**The request:**
Exclude the pictures and reproduce the remaining data exactly as written.

**Extracted information:**
## Start
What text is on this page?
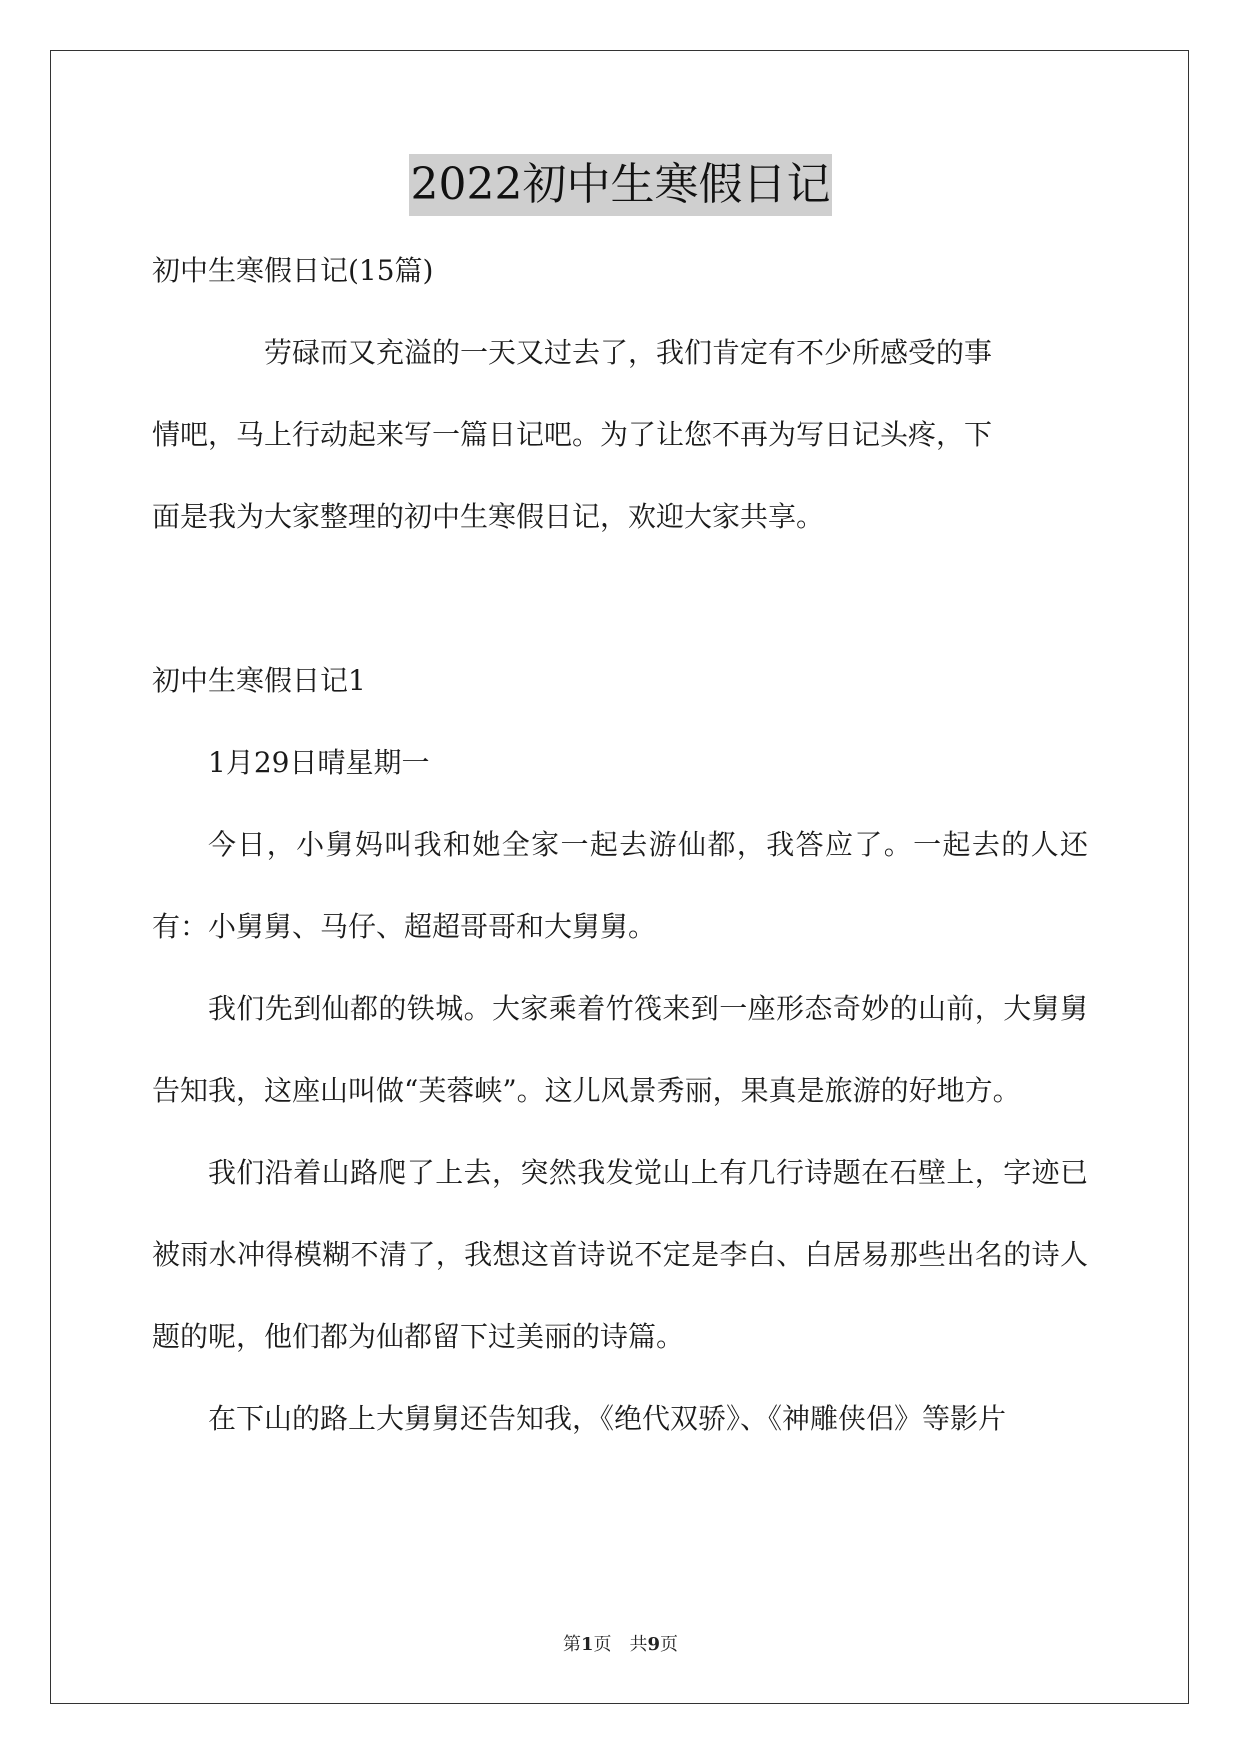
2022初中生寒假日记

初中生寒假日记(15篇)

劳碌而又充溢的一天又过去了，我们肯定有不少所感受的事

情吧，马上行动起来写一篇日记吧。为了让您不再为写日记头疼，下

面是我为大家整理的初中生寒假日记，欢迎大家共享。

初中生寒假日记1

1月29日晴星期一

今日，小舅妈叫我和她全家一起去游仙都，我答应了。一起去的人还有：小舅舅、马仔、超超哥哥和大舅舅。

我们先到仙都的铁城。大家乘着竹筏来到一座形态奇妙的山前，大舅舅告知我，这座山叫做“芙蓉峡”。这儿风景秀丽，果真是旅游的好地方。

我们沿着山路爬了上去，突然我发觉山上有几行诗题在石壁上，字迹已被雨水冲得模糊不清了，我想这首诗说不定是李白、白居易那些出名的诗人题的呢，他们都为仙都留下过美丽的诗篇。

在下山的路上大舅舅还告知我，《绝代双骄》、《神雕侠侣》等影片

第1页 共9页
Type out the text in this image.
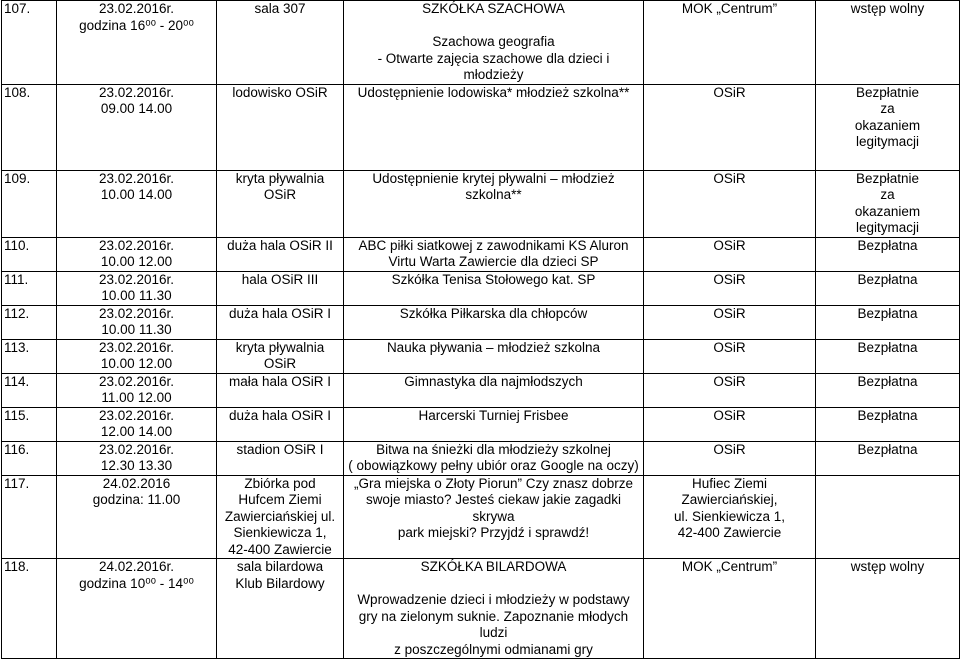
107.	23.02.2016r.
godzina 16⁰⁰ - 20⁰⁰	sala 307	SZKÓŁKA SZACHOWA

Szachowa geografia
- Otwarte zajęcia szachowe dla dzieci i młodzieży	MOK „Centrum”	wstęp wolny

108.	23.02.2016r.
09.00 14.00	lodowisko OSiR	Udostępnienie lodowiska* młodzież szkolna**	OSiR	Bezpłatnie
za
okazaniem
legitymacji

109.	23.02.2016r.
10.00 14.00	kryta pływalnia
OSiR	Udostępnienie krytej pływalni – młodzież
szkolna**	OSiR	Bezpłatnie
za
okazaniem
legitymacji

110.	23.02.2016r.
10.00 12.00	duża hala OSiR II	ABC piłki siatkowej z zawodnikami KS Aluron
Virtu Warta Zawiercie dla dzieci SP	OSiR	Bezpłatna

111.	23.02.2016r.
10.00 11.30	hala OSiR III	Szkółka Tenisa Stołowego kat. SP	OSiR	Bezpłatna

112.	23.02.2016r.
10.00 11.30	duża hala OSiR I	Szkółka Piłkarska dla chłopców	OSiR	Bezpłatna

113.	23.02.2016r.
10.00 12.00	kryta pływalnia
OSiR	Nauka pływania – młodzież szkolna	OSiR	Bezpłatna

114.	23.02.2016r.
11.00 12.00	mała hala OSiR I	Gimnastyka dla najmłodszych	OSiR	Bezpłatna

115.	23.02.2016r.
12.00 14.00	duża hala OSiR I	Harcerski Turniej Frisbee	OSiR	Bezpłatna

116.	23.02.2016r.
12.30 13.30	stadion OSiR I	Bitwa na śnieżki dla młodzieży szkolnej
( obowiązkowy pełny ubiór oraz Google na oczy)	OSiR	Bezpłatna

117.	24.02.2016
godzina: 11.00	Zbiórka pod
Hufcem Ziemi
Zawierciańskiej ul.
Sienkiewicza 1,
42-400 Zawiercie	„Gra miejska o Złoty Piorun” Czy znasz dobrze
swoje miasto? Jesteś ciekaw jakie zagadki skrywa
park miejski? Przyjdź i sprawdź!	Hufiec Ziemi
Zawierciańskiej,
ul. Sienkiewicza 1,
42-400 Zawiercie	

118.	24.02.2016r.
godzina 10⁰⁰ - 14⁰⁰	sala bilardowa
Klub Bilardowy	SZKÓŁKA BILARDOWA

Wprowadzenie dzieci i młodzieży w podstawy
gry na zielonym suknie. Zapoznanie młodych ludzi
z poszczególnymi odmianami gry	MOK „Centrum”	wstęp wolny
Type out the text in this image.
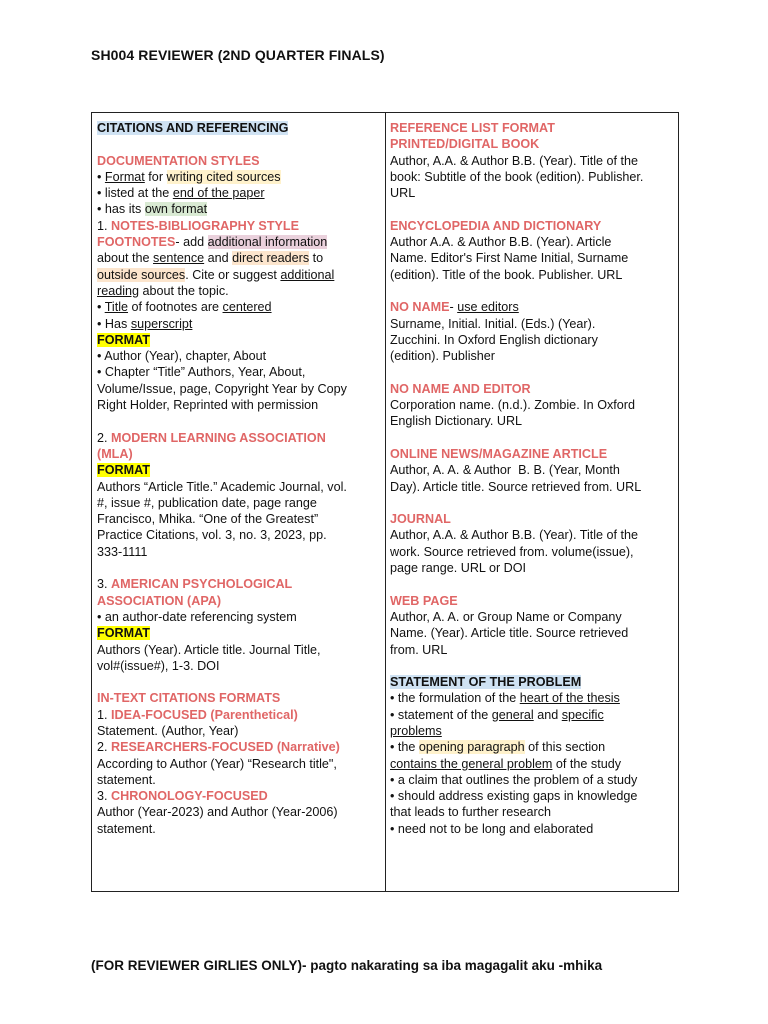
SH004 REVIEWER (2ND QUARTER FINALS)
CITATIONS AND REFERENCING
DOCUMENTATION STYLES
• Format for writing cited sources
• listed at the end of the paper
• has its own format
1. NOTES-BIBLIOGRAPHY STYLE
FOOTNOTES- add additional information
about the sentence and direct readers to
outside sources. Cite or suggest additional
reading about the topic.
• Title of footnotes are centered
• Has superscript
FORMAT
• Author (Year), chapter, About
• Chapter “Title” Authors, Year, About,
Volume/Issue, page, Copyright Year by Copy
Right Holder, Reprinted with permission
2. MODERN LEARNING ASSOCIATION
(MLA)
FORMAT
Authors “Article Title.” Academic Journal, vol.
#, issue #, publication date, page range
Francisco, Mhika. “One of the Greatest”
Practice Citations, vol. 3, no. 3, 2023, pp.
333-1111
3. AMERICAN PSYCHOLOGICAL
ASSOCIATION (APA)
• an author-date referencing system
FORMAT
Authors (Year). Article title. Journal Title,
vol#(issue#), 1-3. DOI
IN-TEXT CITATIONS FORMATS
1. IDEA-FOCUSED (Parenthetical)
Statement. (Author, Year)
2. RESEARCHERS-FOCUSED (Narrative)
According to Author (Year) “Research title",
statement.
3. CHRONOLOGY-FOCUSED
Author (Year-2023) and Author (Year-2006)
statement.
REFERENCE LIST FORMAT
PRINTED/DIGITAL BOOK
Author, A.A. & Author B.B. (Year). Title of the
book: Subtitle of the book (edition). Publisher.
URL
ENCYCLOPEDIA AND DICTIONARY
Author A.A. & Author B.B. (Year). Article
Name. Editor's First Name Initial, Surname
(edition). Title of the book. Publisher. URL
NO NAME- use editors
Surname, Initial. Initial. (Eds.) (Year).
Zucchini. In Oxford English dictionary
(edition). Publisher
NO NAME AND EDITOR
Corporation name. (n.d.). Zombie. In Oxford
English Dictionary. URL
ONLINE NEWS/MAGAZINE ARTICLE
Author, A. A. & Author  B. B. (Year, Month
Day). Article title. Source retrieved from. URL
JOURNAL
Author, A.A. & Author B.B. (Year). Title of the
work. Source retrieved from. volume(issue),
page range. URL or DOI
WEB PAGE
Author, A. A. or Group Name or Company
Name. (Year). Article title. Source retrieved
from. URL
STATEMENT OF THE PROBLEM
• the formulation of the heart of the thesis
• statement of the general and specific
problems
• the opening paragraph of this section
contains the general problem of the study
• a claim that outlines the problem of a study
• should address existing gaps in knowledge
that leads to further research
• need not to be long and elaborated
(FOR REVIEWER GIRLIES ONLY)- pagto nakarating sa iba magagalit aku -mhika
## End
**Reply:**
What text is on this page?
2022初中生寒假日记

初中生寒假日记(15篇)

劳碌而又充溢的一天又过去了，我们肯定有不少所感受的事

情吧，马上行动起来写一篇日记吧。为了让您不再为写日记头疼，下

面是我为大家整理的初中生寒假日记，欢迎大家共享。

初中生寒假日记1

1月29日晴星期一

今日，小舅妈叫我和她全家一起去游仙都，我答应了。一起去的人还有：小舅舅、马仔、超超哥哥和大舅舅。

我们先到仙都的铁城。大家乘着竹筏来到一座形态奇妙的山前，大舅舅告知我，这座山叫做“芙蓉峡”。这儿风景秀丽，果真是旅游的好地方。

我们沿着山路爬了上去，突然我发觉山上有几行诗题在石壁上，字迹已被雨水冲得模糊不清了，我想这首诗说不定是李白、白居易那些出名的诗人题的呢，他们都为仙都留下过美丽的诗篇。

在下山的路上大舅舅还告知我，《绝代双骄》、《神雕侠侣》等影片

第1页 共9页
Type out the text in this image.
107.	23.02.2016r.
godzina 16⁰⁰ - 20⁰⁰	sala 307	SZKÓŁKA SZACHOWA

Szachowa geografia
- Otwarte zajęcia szachowe dla dzieci i młodzieży	MOK „Centrum”	wstęp wolny

108.	23.02.2016r.
09.00 14.00	lodowisko OSiR	Udostępnienie lodowiska* młodzież szkolna**	OSiR	Bezpłatnie
za
okazaniem
legitymacji

109.	23.02.2016r.
10.00 14.00	kryta pływalnia
OSiR	Udostępnienie krytej pływalni – młodzież
szkolna**	OSiR	Bezpłatnie
za
okazaniem
legitymacji

110.	23.02.2016r.
10.00 12.00	duża hala OSiR II	ABC piłki siatkowej z zawodnikami KS Aluron
Virtu Warta Zawiercie dla dzieci SP	OSiR	Bezpłatna

111.	23.02.2016r.
10.00 11.30	hala OSiR III	Szkółka Tenisa Stołowego kat. SP	OSiR	Bezpłatna

112.	23.02.2016r.
10.00 11.30	duża hala OSiR I	Szkółka Piłkarska dla chłopców	OSiR	Bezpłatna

113.	23.02.2016r.
10.00 12.00	kryta pływalnia
OSiR	Nauka pływania – młodzież szkolna	OSiR	Bezpłatna

114.	23.02.2016r.
11.00 12.00	mała hala OSiR I	Gimnastyka dla najmłodszych	OSiR	Bezpłatna

115.	23.02.2016r.
12.00 14.00	duża hala OSiR I	Harcerski Turniej Frisbee	OSiR	Bezpłatna

116.	23.02.2016r.
12.30 13.30	stadion OSiR I	Bitwa na śnieżki dla młodzieży szkolnej
( obowiązkowy pełny ubiór oraz Google na oczy)	OSiR	Bezpłatna

117.	24.02.2016
godzina: 11.00	Zbiórka pod
Hufcem Ziemi
Zawierciańskiej ul.
Sienkiewicza 1,
42-400 Zawiercie	„Gra miejska o Złoty Piorun” Czy znasz dobrze
swoje miasto? Jesteś ciekaw jakie zagadki skrywa
park miejski? Przyjdź i sprawdź!	Hufiec Ziemi
Zawierciańskiej,
ul. Sienkiewicza 1,
42-400 Zawiercie	

118.	24.02.2016r.
godzina 10⁰⁰ - 14⁰⁰	sala bilardowa
Klub Bilardowy	SZKÓŁKA BILARDOWA

Wprowadzenie dzieci i młodzieży w podstawy
gry na zielonym suknie. Zapoznanie młodych ludzi
z poszczególnymi odmianami gry	MOK „Centrum”	wstęp wolny
Type out the text in this image.
SH004 REVIEWER (2ND QUARTER FINALS)
CITATIONS AND REFERENCING
DOCUMENTATION STYLES
• Format for writing cited sources
• listed at the end of the paper
• has its own format
1. NOTES-BIBLIOGRAPHY STYLE
FOOTNOTES- add additional information
about the sentence and direct readers to
outside sources. Cite or suggest additional
reading about the topic.
• Title of footnotes are centered
• Has superscript
FORMAT
• Author (Year), chapter, About
• Chapter “Title” Authors, Year, About,
Volume/Issue, page, Copyright Year by Copy
Right Holder, Reprinted with permission
2. MODERN LEARNING ASSOCIATION
(MLA)
FORMAT
Authors “Article Title.” Academic Journal, vol.
#, issue #, publication date, page range
Francisco, Mhika. “One of the Greatest”
Practice Citations, vol. 3, no. 3, 2023, pp.
333-1111
3. AMERICAN PSYCHOLOGICAL
ASSOCIATION (APA)
• an author-date referencing system
FORMAT
Authors (Year). Article title. Journal Title,
vol#(issue#), 1-3. DOI
IN-TEXT CITATIONS FORMATS
1. IDEA-FOCUSED (Parenthetical)
Statement. (Author, Year)
2. RESEARCHERS-FOCUSED (Narrative)
According to Author (Year) “Research title",
statement.
3. CHRONOLOGY-FOCUSED
Author (Year-2023) and Author (Year-2006)
statement.
REFERENCE LIST FORMAT
PRINTED/DIGITAL BOOK
Author, A.A. & Author B.B. (Year). Title of the
book: Subtitle of the book (edition). Publisher.
URL
ENCYCLOPEDIA AND DICTIONARY
Author A.A. & Author B.B. (Year). Article
Name. Editor's First Name Initial, Surname
(edition). Title of the book. Publisher. URL
NO NAME- use editors
Surname, Initial. Initial. (Eds.) (Year).
Zucchini. In Oxford English dictionary
(edition). Publisher
NO NAME AND EDITOR
Corporation name. (n.d.). Zombie. In Oxford
English Dictionary. URL
ONLINE NEWS/MAGAZINE ARTICLE
Author, A. A. & Author  B. B. (Year, Month
Day). Article title. Source retrieved from. URL
JOURNAL
Author, A.A. & Author B.B. (Year). Title of the
work. Source retrieved from. volume(issue),
page range. URL or DOI
WEB PAGE
Author, A. A. or Group Name or Company
Name. (Year). Article title. Source retrieved
from. URL
STATEMENT OF THE PROBLEM
• the formulation of the heart of the thesis
• statement of the general and specific
problems
• the opening paragraph of this section
contains the general problem of the study
• a claim that outlines the problem of a study
• should address existing gaps in knowledge
that leads to further research
• need not to be long and elaborated
(FOR REVIEWER GIRLIES ONLY)- pagto nakarating sa iba magagalit aku -mhika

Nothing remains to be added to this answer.